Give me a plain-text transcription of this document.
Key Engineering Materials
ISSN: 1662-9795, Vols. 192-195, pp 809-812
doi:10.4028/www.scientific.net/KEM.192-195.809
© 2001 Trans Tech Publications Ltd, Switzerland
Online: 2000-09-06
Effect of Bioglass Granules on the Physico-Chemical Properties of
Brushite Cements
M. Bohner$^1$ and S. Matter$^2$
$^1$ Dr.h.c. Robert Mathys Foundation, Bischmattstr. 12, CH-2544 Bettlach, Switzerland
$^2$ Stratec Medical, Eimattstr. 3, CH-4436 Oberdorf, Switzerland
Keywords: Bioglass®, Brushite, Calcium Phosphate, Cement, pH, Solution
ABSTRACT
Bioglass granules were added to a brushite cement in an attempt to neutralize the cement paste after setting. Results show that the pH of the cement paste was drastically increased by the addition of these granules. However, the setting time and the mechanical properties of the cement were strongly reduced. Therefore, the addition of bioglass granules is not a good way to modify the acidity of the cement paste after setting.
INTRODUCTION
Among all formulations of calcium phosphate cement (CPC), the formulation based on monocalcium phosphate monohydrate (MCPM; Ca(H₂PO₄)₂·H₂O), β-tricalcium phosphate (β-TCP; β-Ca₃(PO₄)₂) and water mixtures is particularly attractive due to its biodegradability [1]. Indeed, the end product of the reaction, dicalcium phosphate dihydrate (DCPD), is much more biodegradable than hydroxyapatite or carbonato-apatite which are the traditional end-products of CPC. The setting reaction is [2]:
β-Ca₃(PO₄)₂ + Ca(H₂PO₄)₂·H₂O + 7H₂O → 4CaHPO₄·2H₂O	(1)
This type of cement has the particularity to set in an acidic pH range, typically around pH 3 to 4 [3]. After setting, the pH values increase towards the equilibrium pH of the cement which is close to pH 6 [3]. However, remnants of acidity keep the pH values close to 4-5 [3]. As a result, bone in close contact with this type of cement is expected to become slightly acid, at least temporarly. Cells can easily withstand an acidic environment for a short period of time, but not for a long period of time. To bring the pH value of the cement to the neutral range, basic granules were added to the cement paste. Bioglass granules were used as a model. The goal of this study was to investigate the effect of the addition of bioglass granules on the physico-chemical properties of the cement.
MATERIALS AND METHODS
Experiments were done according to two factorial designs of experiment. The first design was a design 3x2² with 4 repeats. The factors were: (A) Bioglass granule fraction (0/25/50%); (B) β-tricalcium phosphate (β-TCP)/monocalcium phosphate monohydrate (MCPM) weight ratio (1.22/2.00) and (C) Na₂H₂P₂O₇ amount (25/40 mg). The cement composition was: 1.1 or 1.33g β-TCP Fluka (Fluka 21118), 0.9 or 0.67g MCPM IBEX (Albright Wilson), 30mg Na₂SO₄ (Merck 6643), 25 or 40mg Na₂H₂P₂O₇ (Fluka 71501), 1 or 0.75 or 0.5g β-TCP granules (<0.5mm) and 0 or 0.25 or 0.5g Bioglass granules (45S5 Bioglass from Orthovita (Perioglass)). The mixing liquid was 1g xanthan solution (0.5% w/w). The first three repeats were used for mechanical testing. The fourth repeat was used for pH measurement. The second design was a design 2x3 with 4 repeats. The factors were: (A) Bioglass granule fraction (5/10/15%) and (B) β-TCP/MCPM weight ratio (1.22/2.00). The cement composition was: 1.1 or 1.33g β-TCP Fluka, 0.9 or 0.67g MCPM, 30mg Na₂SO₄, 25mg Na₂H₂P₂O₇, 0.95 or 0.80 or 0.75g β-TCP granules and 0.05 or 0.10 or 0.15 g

Work to complete:
Without any change, write the listing out again.

Problem solution:
Give me a plain-text transcription of this document.
Key Engineering Materials
ISSN: 1662-9795, Vols. 192-195, pp 809-812
doi:10.4028/www.scientific.net/KEM.192-195.809
© 2001 Trans Tech Publications Ltd, Switzerland
Online: 2000-09-06
Effect of Bioglass Granules on the Physico-Chemical Properties of
Brushite Cements
M. Bohner$^1$ and S. Matter$^2$
$^1$ Dr.h.c. Robert Mathys Foundation, Bischmattstr. 12, CH-2544 Bettlach, Switzerland
$^2$ Stratec Medical, Eimattstr. 3, CH-4436 Oberdorf, Switzerland
Keywords: Bioglass®, Brushite, Calcium Phosphate, Cement, pH, Solution
ABSTRACT
Bioglass granules were added to a brushite cement in an attempt to neutralize the cement paste after setting. Results show that the pH of the cement paste was drastically increased by the addition of these granules. However, the setting time and the mechanical properties of the cement were strongly reduced. Therefore, the addition of bioglass granules is not a good way to modify the acidity of the cement paste after setting.
INTRODUCTION
Among all formulations of calcium phosphate cement (CPC), the formulation based on monocalcium phosphate monohydrate (MCPM; Ca(H₂PO₄)₂·H₂O), β-tricalcium phosphate (β-TCP; β-Ca₃(PO₄)₂) and water mixtures is particularly attractive due to its biodegradability [1]. Indeed, the end product of the reaction, dicalcium phosphate dihydrate (DCPD), is much more biodegradable than hydroxyapatite or carbonato-apatite which are the traditional end-products of CPC. The setting reaction is [2]:
β-Ca₃(PO₄)₂ + Ca(H₂PO₄)₂·H₂O + 7H₂O → 4CaHPO₄·2H₂O	(1)
This type of cement has the particularity to set in an acidic pH range, typically around pH 3 to 4 [3]. After setting, the pH values increase towards the equilibrium pH of the cement which is close to pH 6 [3]. However, remnants of acidity keep the pH values close to 4-5 [3]. As a result, bone in close contact with this type of cement is expected to become slightly acid, at least temporarly. Cells can easily withstand an acidic environment for a short period of time, but not for a long period of time. To bring the pH value of the cement to the neutral range, basic granules were added to the cement paste. Bioglass granules were used as a model. The goal of this study was to investigate the effect of the addition of bioglass granules on the physico-chemical properties of the cement.
MATERIALS AND METHODS
Experiments were done according to two factorial designs of experiment. The first design was a design 3x2² with 4 repeats. The factors were: (A) Bioglass granule fraction (0/25/50%); (B) β-tricalcium phosphate (β-TCP)/monocalcium phosphate monohydrate (MCPM) weight ratio (1.22/2.00) and (C) Na₂H₂P₂O₇ amount (25/40 mg). The cement composition was: 1.1 or 1.33g β-TCP Fluka (Fluka 21118), 0.9 or 0.67g MCPM IBEX (Albright Wilson), 30mg Na₂SO₄ (Merck 6643), 25 or 40mg Na₂H₂P₂O₇ (Fluka 71501), 1 or 0.75 or 0.5g β-TCP granules (<0.5mm) and 0 or 0.25 or 0.5g Bioglass granules (45S5 Bioglass from Orthovita (Perioglass)). The mixing liquid was 1g xanthan solution (0.5% w/w). The first three repeats were used for mechanical testing. The fourth repeat was used for pH measurement. The second design was a design 2x3 with 4 repeats. The factors were: (A) Bioglass granule fraction (5/10/15%) and (B) β-TCP/MCPM weight ratio (1.22/2.00). The cement composition was: 1.1 or 1.33g β-TCP Fluka, 0.9 or 0.67g MCPM, 30mg Na₂SO₄, 25mg Na₂H₂P₂O₇, 0.95 or 0.80 or 0.75g β-TCP granules and 0.05 or 0.10 or 0.15 g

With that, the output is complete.